Aim -> Gather every line holding the string "this".

Dataset ->

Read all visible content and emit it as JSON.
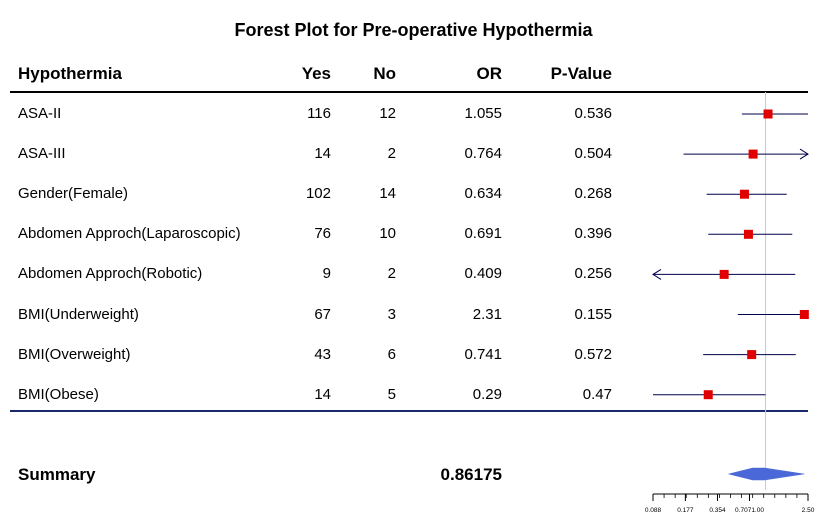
{
  "chart_data": {
    "type": "forest",
    "title": "Forest Plot for Pre-operative Hypothermia",
    "columns": [
      "Hypothermia",
      "Yes",
      "No",
      "OR",
      "P-Value"
    ],
    "rows": [
      {
        "label": "ASA-II",
        "yes": "116",
        "no": "12",
        "or": "1.055",
        "p": "0.536",
        "or_value": 1.055,
        "ci_low": 0.6,
        "ci_high": 2.5,
        "arrow_high": false,
        "arrow_low": false
      },
      {
        "label": "ASA-III",
        "yes": "14",
        "no": "2",
        "or": "0.764",
        "p": "0.504",
        "or_value": 0.764,
        "ci_low": 0.17,
        "ci_high": 2.5,
        "arrow_high": true,
        "arrow_low": false
      },
      {
        "label": "Gender(Female)",
        "yes": "102",
        "no": "14",
        "or": "0.634",
        "p": "0.268",
        "or_value": 0.634,
        "ci_low": 0.28,
        "ci_high": 1.58,
        "arrow_high": false,
        "arrow_low": false
      },
      {
        "label": "Abdomen Approch(Laparoscopic)",
        "yes": "76",
        "no": "10",
        "or": "0.691",
        "p": "0.396",
        "or_value": 0.691,
        "ci_low": 0.29,
        "ci_high": 1.78,
        "arrow_high": false,
        "arrow_low": false
      },
      {
        "label": "Abdomen Approch(Robotic)",
        "yes": "9",
        "no": "2",
        "or": "0.409",
        "p": "0.256",
        "or_value": 0.409,
        "ci_low": 0.088,
        "ci_high": 1.9,
        "arrow_high": false,
        "arrow_low": true
      },
      {
        "label": "BMI(Underweight)",
        "yes": "67",
        "no": "3",
        "or": "2.31",
        "p": "0.155",
        "or_value": 2.31,
        "ci_low": 0.55,
        "ci_high": 2.5,
        "arrow_high": false,
        "arrow_low": false
      },
      {
        "label": "BMI(Overweight)",
        "yes": "43",
        "no": "6",
        "or": "0.741",
        "p": "0.572",
        "or_value": 0.741,
        "ci_low": 0.26,
        "ci_high": 1.92,
        "arrow_high": false,
        "arrow_low": false
      },
      {
        "label": "BMI(Obese)",
        "yes": "14",
        "no": "5",
        "or": "0.29",
        "p": "0.47",
        "or_value": 0.29,
        "ci_low": 0.088,
        "ci_high": 1.0,
        "arrow_high": false,
        "arrow_low": false
      }
    ],
    "summary": {
      "label": "Summary",
      "or": "0.86175",
      "or_value": 0.86175,
      "ci_low": 0.45,
      "ci_high": 2.3
    },
    "x_scale": "log",
    "xlim": [
      0.088,
      2.5
    ],
    "reference_line": 1.0,
    "x_ticks": [
      {
        "value": 0.088,
        "label": "0.088"
      },
      {
        "value": 0.177,
        "label": "0.177"
      },
      {
        "value": 0.354,
        "label": "0.354"
      },
      {
        "value": 0.7071,
        "label": "0.7071.00"
      },
      {
        "value": 2.5,
        "label": "2.50"
      }
    ],
    "point_color": "#e00000",
    "ci_color": "#00004d",
    "summary_color": "#4a68d8",
    "reference_color": "#c8c8c8"
  }
}
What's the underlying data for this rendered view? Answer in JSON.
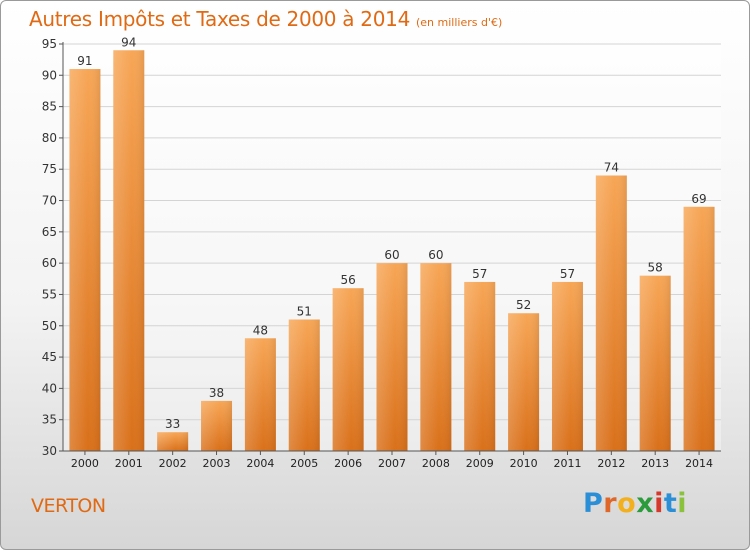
{
  "chart_data": {
    "type": "bar",
    "title": "Autres Impôts et Taxes de 2000 à 2014",
    "subtitle": "(en milliers d'€)",
    "categories": [
      "2000",
      "2001",
      "2002",
      "2003",
      "2004",
      "2005",
      "2006",
      "2007",
      "2008",
      "2009",
      "2010",
      "2011",
      "2012",
      "2013",
      "2014"
    ],
    "values": [
      91,
      94,
      33,
      38,
      48,
      51,
      56,
      60,
      60,
      57,
      52,
      57,
      74,
      58,
      69
    ],
    "ylim": [
      30,
      95
    ],
    "yticks": [
      30,
      35,
      40,
      45,
      50,
      55,
      60,
      65,
      70,
      75,
      80,
      85,
      90,
      95
    ],
    "grid": true,
    "bar_color": "#e8832a"
  },
  "footer": {
    "city": "VERTON",
    "logo_letters": [
      "P",
      "r",
      "o",
      "x",
      "i",
      "t",
      "i"
    ],
    "logo_colors": [
      "#2a8fd6",
      "#e0672a",
      "#f2b01e",
      "#2c9b3c",
      "#d6382c",
      "#2a8fd6",
      "#8ac23c"
    ]
  }
}
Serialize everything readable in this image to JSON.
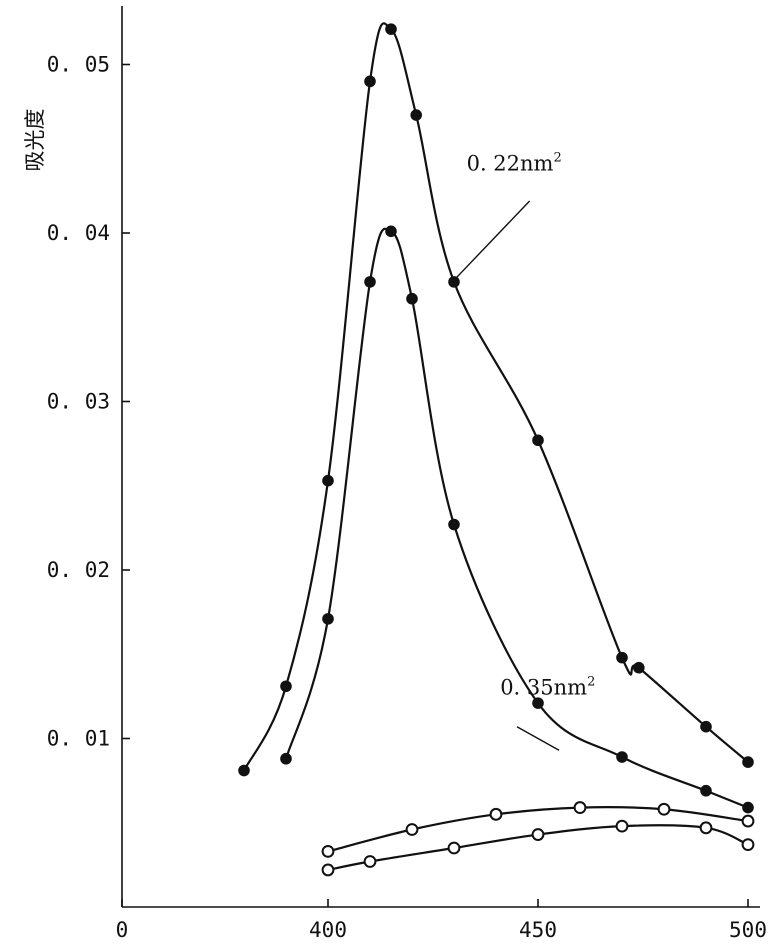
{
  "chart_data": {
    "type": "line",
    "title": "",
    "xlabel": "",
    "ylabel": "吸光度",
    "xlim": [
      0,
      500
    ],
    "ylim": [
      0,
      0.055
    ],
    "x_ticks": [
      {
        "value": 0,
        "label": "0"
      },
      {
        "value": 400,
        "label": "400"
      },
      {
        "value": 450,
        "label": "450"
      },
      {
        "value": 500,
        "label": "500"
      }
    ],
    "y_ticks": [
      {
        "value": 0.01,
        "label": "0. 01"
      },
      {
        "value": 0.02,
        "label": "0. 02"
      },
      {
        "value": 0.03,
        "label": "0. 03"
      },
      {
        "value": 0.04,
        "label": "0. 04"
      },
      {
        "value": 0.05,
        "label": "0. 05"
      }
    ],
    "grid": false,
    "series": [
      {
        "marker": "filled",
        "points": [
          [
            380,
            0.0081
          ],
          [
            390,
            0.0131
          ],
          [
            400,
            0.0253
          ],
          [
            410,
            0.049
          ],
          [
            415,
            0.0521
          ],
          [
            421,
            0.047
          ],
          [
            430,
            0.0371
          ],
          [
            450,
            0.0277
          ],
          [
            470,
            0.0148
          ],
          [
            474,
            0.0142
          ],
          [
            490,
            0.0107
          ],
          [
            500,
            0.0086
          ]
        ]
      },
      {
        "marker": "filled",
        "points": [
          [
            390,
            0.0088
          ],
          [
            400,
            0.0171
          ],
          [
            410,
            0.0371
          ],
          [
            415,
            0.0401
          ],
          [
            420,
            0.0361
          ],
          [
            430,
            0.0227
          ],
          [
            450,
            0.0121
          ],
          [
            470,
            0.0089
          ],
          [
            490,
            0.0069
          ],
          [
            500,
            0.0059
          ]
        ]
      },
      {
        "marker": "open",
        "points": [
          [
            400,
            0.0033
          ],
          [
            420,
            0.0046
          ],
          [
            440,
            0.0055
          ],
          [
            460,
            0.0059
          ],
          [
            480,
            0.0058
          ],
          [
            500,
            0.0051
          ]
        ]
      },
      {
        "marker": "open",
        "points": [
          [
            400,
            0.0022
          ],
          [
            410,
            0.0027
          ],
          [
            430,
            0.0035
          ],
          [
            450,
            0.0043
          ],
          [
            470,
            0.0048
          ],
          [
            490,
            0.0047
          ],
          [
            500,
            0.0037
          ]
        ]
      }
    ],
    "annotations": [
      {
        "text": "0. 22nm",
        "sup": "2",
        "label_at": [
          433,
          0.0437
        ],
        "line_from": [
          448,
          0.0419
        ],
        "line_to": [
          430,
          0.0372
        ]
      },
      {
        "text": "0. 35nm",
        "sup": "2",
        "label_at": [
          441,
          0.0126
        ],
        "line_from": [
          445,
          0.0107
        ],
        "line_to": [
          455,
          0.0093
        ]
      }
    ]
  }
}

Full response ->
What's the underlying data for this rendered view? Answer in JSON.
Serialize everything readable in this image to JSON.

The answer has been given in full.